Check each line of the material below for "text", then copy the ones that contain it.

--- start of DATA SUPPLIED ---

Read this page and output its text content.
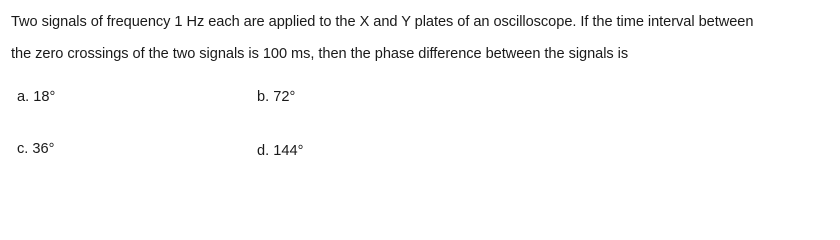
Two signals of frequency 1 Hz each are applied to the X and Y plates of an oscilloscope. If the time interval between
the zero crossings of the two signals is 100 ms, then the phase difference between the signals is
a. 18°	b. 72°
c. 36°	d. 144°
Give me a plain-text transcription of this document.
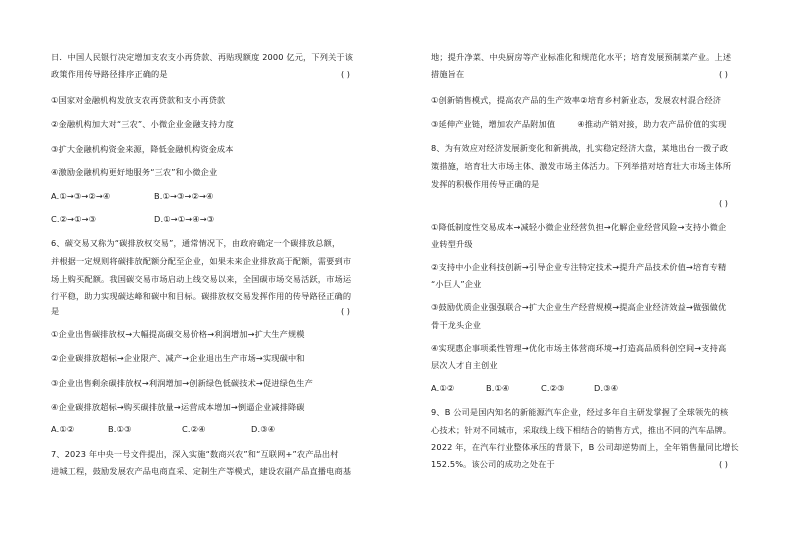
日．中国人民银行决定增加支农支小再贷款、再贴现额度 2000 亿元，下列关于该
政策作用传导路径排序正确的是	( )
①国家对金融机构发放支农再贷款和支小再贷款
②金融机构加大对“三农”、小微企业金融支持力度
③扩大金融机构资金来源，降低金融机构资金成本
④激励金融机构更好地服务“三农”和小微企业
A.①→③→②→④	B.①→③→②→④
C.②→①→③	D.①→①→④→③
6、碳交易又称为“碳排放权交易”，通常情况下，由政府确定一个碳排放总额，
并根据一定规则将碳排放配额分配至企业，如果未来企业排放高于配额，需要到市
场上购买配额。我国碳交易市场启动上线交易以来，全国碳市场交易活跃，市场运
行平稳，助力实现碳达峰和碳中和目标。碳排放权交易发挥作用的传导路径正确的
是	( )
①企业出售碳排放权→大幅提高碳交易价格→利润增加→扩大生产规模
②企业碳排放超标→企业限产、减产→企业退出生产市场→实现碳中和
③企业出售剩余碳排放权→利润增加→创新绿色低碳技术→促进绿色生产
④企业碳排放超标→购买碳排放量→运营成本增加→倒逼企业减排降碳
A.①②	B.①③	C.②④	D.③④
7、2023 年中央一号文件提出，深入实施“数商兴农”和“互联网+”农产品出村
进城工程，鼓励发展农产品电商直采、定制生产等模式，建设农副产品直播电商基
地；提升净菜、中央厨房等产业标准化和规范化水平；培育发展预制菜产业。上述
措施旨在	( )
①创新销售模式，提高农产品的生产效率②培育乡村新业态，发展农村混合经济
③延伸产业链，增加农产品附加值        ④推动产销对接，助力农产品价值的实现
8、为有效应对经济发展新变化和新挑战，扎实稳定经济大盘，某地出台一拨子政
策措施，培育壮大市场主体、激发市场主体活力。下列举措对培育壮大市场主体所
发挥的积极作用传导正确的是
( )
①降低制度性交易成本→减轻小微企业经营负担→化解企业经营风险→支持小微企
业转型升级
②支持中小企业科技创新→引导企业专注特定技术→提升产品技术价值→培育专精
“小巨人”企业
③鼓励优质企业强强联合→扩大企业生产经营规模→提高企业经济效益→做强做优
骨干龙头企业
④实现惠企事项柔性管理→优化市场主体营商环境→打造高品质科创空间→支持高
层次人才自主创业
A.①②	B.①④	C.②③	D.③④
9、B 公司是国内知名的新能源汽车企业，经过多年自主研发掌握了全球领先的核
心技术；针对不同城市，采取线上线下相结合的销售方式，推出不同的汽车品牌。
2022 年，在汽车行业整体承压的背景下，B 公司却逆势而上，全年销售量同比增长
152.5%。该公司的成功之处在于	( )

--- end of DATA SUPPLIED ---
--- start of DATA SUPPLIED ---

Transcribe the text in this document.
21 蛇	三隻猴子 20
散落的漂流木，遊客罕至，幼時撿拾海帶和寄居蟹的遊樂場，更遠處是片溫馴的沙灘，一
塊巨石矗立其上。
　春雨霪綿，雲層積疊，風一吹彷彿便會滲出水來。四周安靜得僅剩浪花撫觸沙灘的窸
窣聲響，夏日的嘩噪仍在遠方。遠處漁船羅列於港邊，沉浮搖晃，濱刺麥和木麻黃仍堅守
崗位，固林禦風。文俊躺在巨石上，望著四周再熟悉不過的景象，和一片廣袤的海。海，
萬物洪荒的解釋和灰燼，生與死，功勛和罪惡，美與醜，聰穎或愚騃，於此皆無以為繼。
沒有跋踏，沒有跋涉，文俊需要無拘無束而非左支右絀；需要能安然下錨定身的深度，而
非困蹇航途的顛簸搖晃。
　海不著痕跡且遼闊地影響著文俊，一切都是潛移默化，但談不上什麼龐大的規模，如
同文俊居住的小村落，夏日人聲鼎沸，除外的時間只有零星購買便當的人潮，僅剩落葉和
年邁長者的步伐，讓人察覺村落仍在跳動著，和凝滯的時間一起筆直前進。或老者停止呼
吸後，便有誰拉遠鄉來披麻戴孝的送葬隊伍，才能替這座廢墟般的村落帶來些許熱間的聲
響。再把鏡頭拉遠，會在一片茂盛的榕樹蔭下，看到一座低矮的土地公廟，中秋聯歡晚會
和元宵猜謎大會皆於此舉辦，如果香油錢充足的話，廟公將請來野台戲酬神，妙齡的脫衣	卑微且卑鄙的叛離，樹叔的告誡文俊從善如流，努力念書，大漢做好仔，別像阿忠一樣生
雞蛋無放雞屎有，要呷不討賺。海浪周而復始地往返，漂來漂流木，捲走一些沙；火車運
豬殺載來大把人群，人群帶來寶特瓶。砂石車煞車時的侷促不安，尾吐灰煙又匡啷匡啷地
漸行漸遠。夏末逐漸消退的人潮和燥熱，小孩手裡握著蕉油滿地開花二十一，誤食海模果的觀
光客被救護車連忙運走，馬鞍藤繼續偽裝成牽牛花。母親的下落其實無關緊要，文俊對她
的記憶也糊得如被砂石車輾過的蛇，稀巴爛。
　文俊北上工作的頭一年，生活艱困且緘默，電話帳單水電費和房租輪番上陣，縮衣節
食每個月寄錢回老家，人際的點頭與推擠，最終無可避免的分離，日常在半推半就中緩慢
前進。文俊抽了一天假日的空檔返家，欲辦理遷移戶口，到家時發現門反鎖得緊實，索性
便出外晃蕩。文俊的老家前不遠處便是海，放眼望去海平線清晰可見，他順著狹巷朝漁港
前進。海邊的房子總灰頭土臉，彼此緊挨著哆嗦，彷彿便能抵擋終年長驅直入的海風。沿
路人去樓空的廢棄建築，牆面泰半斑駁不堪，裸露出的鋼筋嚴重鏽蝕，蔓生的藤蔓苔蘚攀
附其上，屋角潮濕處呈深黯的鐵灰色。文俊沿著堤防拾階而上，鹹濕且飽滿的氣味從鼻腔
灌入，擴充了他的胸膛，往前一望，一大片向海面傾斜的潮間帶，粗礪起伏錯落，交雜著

--- end of DATA SUPPLIED ---

__THE RESULT__
Read this page and output its text content.
Give me a plain-text transcription of this document.
Transcribe the text in this document.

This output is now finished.